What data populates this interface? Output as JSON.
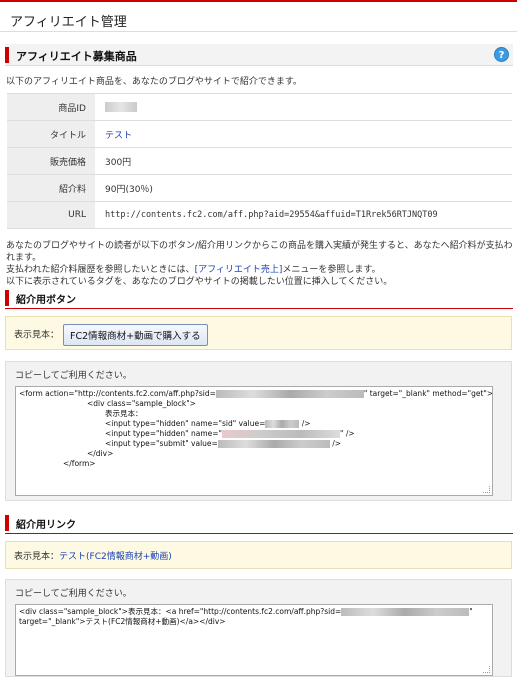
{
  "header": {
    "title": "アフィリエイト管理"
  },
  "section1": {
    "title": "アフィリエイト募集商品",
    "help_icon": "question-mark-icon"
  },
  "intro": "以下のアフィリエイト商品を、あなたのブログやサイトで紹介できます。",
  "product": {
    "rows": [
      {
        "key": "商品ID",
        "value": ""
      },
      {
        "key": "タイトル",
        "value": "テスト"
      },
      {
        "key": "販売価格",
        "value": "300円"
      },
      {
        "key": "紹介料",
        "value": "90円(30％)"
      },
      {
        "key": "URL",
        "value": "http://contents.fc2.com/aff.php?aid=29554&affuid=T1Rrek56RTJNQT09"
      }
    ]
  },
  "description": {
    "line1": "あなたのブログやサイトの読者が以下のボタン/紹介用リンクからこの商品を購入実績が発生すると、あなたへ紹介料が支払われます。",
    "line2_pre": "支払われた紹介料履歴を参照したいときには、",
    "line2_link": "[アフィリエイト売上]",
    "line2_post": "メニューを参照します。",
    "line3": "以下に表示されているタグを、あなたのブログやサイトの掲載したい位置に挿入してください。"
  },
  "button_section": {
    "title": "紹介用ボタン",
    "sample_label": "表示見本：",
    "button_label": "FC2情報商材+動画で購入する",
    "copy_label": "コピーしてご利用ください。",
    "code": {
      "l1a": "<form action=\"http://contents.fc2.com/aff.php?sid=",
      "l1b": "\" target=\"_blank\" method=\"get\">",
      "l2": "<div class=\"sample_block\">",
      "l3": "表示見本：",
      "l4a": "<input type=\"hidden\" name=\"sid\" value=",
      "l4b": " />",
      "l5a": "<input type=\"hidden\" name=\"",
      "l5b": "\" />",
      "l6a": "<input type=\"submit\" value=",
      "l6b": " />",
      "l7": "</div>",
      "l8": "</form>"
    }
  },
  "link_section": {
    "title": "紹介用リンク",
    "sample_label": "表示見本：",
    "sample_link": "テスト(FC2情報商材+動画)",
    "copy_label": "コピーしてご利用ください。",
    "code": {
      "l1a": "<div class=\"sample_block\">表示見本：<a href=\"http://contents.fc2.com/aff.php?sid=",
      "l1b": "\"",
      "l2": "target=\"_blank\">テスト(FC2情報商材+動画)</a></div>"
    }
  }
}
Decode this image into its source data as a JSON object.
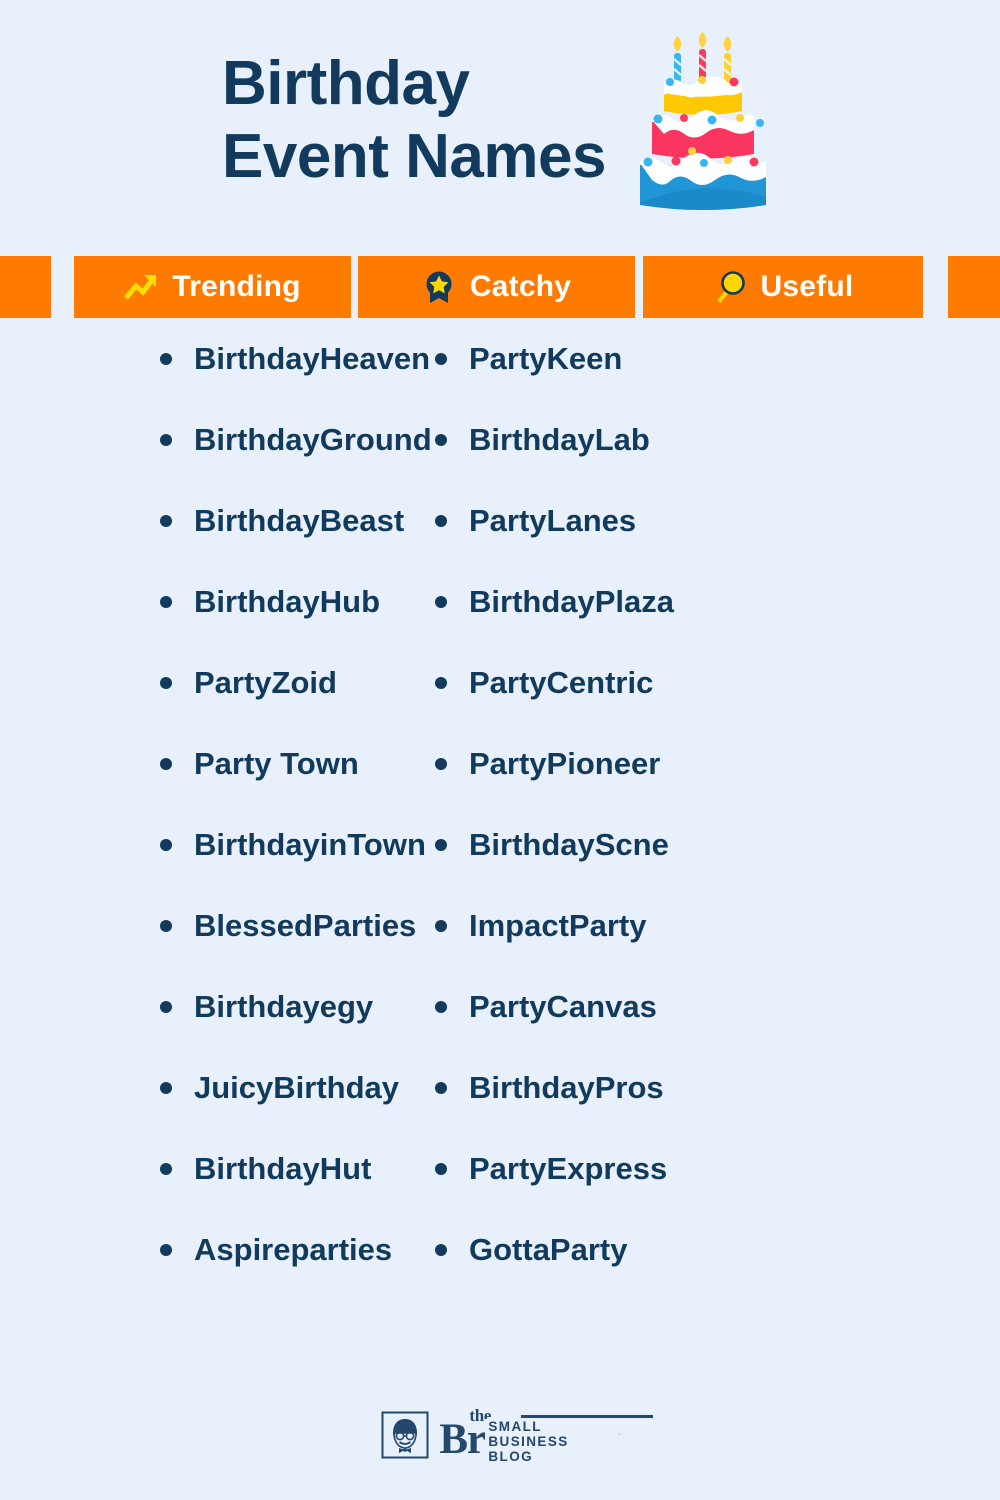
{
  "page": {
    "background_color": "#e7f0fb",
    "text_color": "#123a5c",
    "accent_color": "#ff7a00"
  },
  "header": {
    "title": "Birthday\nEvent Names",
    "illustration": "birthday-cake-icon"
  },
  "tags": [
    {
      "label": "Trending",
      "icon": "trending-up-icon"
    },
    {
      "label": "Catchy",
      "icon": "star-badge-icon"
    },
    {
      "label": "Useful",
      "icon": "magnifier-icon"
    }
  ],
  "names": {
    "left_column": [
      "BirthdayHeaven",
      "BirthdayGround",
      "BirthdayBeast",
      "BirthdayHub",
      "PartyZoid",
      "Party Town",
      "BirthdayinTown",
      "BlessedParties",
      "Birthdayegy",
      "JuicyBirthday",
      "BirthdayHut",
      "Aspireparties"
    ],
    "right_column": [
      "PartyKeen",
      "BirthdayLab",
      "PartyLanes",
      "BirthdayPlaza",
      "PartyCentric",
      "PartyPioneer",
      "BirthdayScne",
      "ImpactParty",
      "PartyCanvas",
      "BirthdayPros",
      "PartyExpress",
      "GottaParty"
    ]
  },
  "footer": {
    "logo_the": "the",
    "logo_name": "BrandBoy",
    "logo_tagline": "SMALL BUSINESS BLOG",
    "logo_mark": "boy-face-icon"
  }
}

--------------------------------

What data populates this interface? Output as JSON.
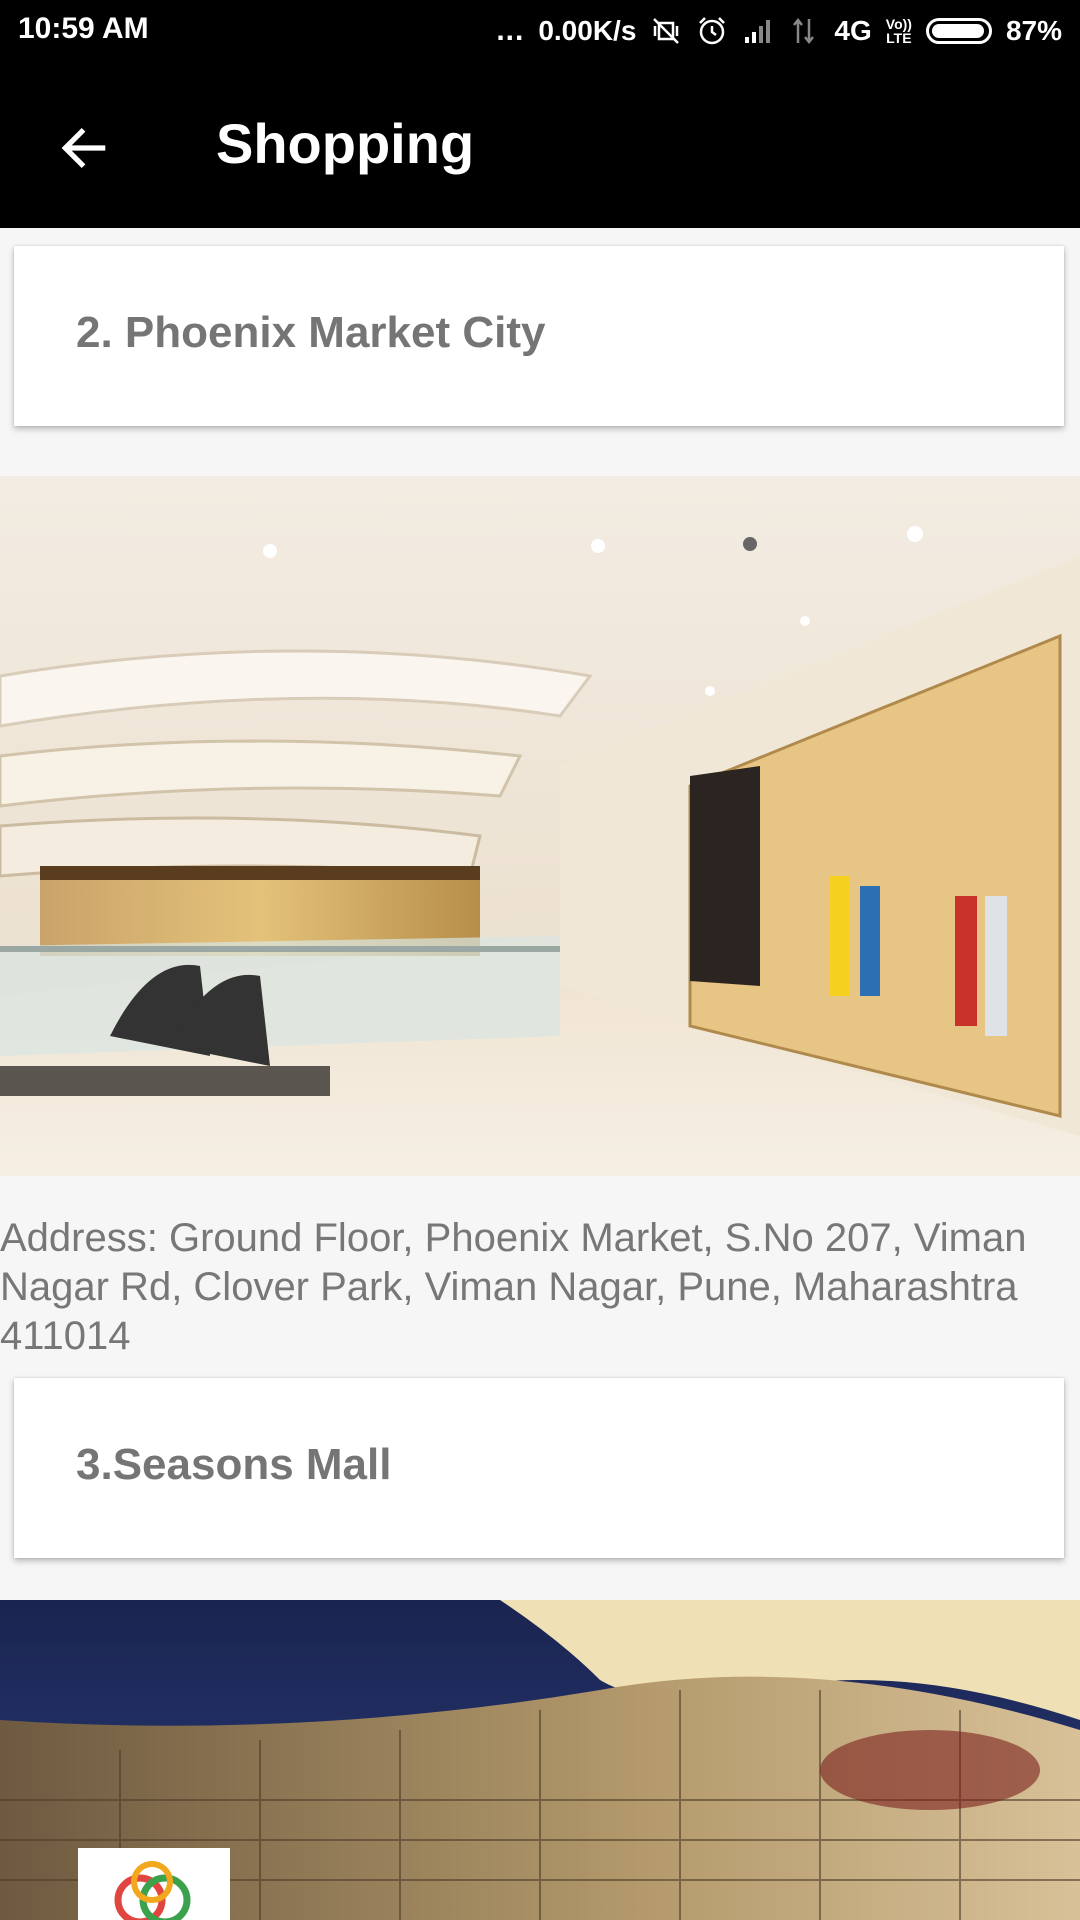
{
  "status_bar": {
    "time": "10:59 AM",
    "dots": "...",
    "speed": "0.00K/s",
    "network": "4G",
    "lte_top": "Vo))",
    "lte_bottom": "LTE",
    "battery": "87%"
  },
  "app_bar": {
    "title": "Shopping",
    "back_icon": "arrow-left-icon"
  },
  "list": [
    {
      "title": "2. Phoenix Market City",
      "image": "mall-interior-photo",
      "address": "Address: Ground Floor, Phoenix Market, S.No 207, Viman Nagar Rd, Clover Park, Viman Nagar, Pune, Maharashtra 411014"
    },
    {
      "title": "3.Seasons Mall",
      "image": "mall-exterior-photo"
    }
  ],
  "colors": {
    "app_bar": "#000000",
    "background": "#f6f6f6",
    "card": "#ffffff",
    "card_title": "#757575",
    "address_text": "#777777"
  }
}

--------------------------------

● Aim
Collect the complete line wherever the string "表示見本" appears in the records.

● Task result
    "sample_label": "表示見本：",
      "l3": "表示見本：",
    "sample_label": "表示見本：",
      "l1a": "<div class=\"sample_block\">表示見本：<a href=\"http://contents.fc2.com/aff.php?sid=",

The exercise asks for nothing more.